## Problem details:
Reproduce all of the data word for word.

## The input:
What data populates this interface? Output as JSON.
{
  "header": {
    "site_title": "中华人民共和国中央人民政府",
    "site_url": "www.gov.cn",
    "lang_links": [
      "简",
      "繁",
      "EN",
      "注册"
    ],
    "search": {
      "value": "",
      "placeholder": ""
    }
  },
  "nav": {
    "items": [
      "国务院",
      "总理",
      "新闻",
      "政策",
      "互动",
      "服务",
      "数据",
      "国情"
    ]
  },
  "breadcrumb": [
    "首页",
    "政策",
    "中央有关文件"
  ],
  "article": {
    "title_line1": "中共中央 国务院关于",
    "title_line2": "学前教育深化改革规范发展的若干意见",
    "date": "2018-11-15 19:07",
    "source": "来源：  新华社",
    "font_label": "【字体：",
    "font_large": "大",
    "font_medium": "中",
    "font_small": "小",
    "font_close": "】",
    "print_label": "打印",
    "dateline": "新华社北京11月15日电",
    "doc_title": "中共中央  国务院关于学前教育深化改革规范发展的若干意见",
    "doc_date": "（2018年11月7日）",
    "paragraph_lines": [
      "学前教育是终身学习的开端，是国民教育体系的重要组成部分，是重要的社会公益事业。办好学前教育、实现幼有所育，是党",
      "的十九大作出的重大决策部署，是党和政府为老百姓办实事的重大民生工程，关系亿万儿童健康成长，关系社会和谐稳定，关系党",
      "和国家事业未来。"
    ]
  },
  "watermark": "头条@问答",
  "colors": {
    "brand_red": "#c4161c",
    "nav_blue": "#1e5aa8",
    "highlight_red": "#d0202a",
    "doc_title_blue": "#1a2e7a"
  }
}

## Response for this exercise:
What data populates this interface? Output as JSON.
{
  "header": {
    "site_title": "中华人民共和国中央人民政府",
    "site_url": "www.gov.cn",
    "lang_links": [
      "简",
      "繁",
      "EN",
      "注册"
    ],
    "search": {
      "value": "",
      "placeholder": ""
    }
  },
  "nav": {
    "items": [
      "国务院",
      "总理",
      "新闻",
      "政策",
      "互动",
      "服务",
      "数据",
      "国情"
    ]
  },
  "breadcrumb": [
    "首页",
    "政策",
    "中央有关文件"
  ],
  "article": {
    "title_line1": "中共中央 国务院关于",
    "title_line2": "学前教育深化改革规范发展的若干意见",
    "date": "2018-11-15 19:07",
    "source": "来源：  新华社",
    "font_label": "【字体：",
    "font_large": "大",
    "font_medium": "中",
    "font_small": "小",
    "font_close": "】",
    "print_label": "打印",
    "dateline": "新华社北京11月15日电",
    "doc_title": "中共中央  国务院关于学前教育深化改革规范发展的若干意见",
    "doc_date": "（2018年11月7日）",
    "paragraph_lines": [
      "学前教育是终身学习的开端，是国民教育体系的重要组成部分，是重要的社会公益事业。办好学前教育、实现幼有所育，是党",
      "的十九大作出的重大决策部署，是党和政府为老百姓办实事的重大民生工程，关系亿万儿童健康成长，关系社会和谐稳定，关系党",
      "和国家事业未来。"
    ]
  },
  "watermark": "头条@问答",
  "colors": {
    "brand_red": "#c4161c",
    "nav_blue": "#1e5aa8",
    "highlight_red": "#d0202a",
    "doc_title_blue": "#1a2e7a"
  }
}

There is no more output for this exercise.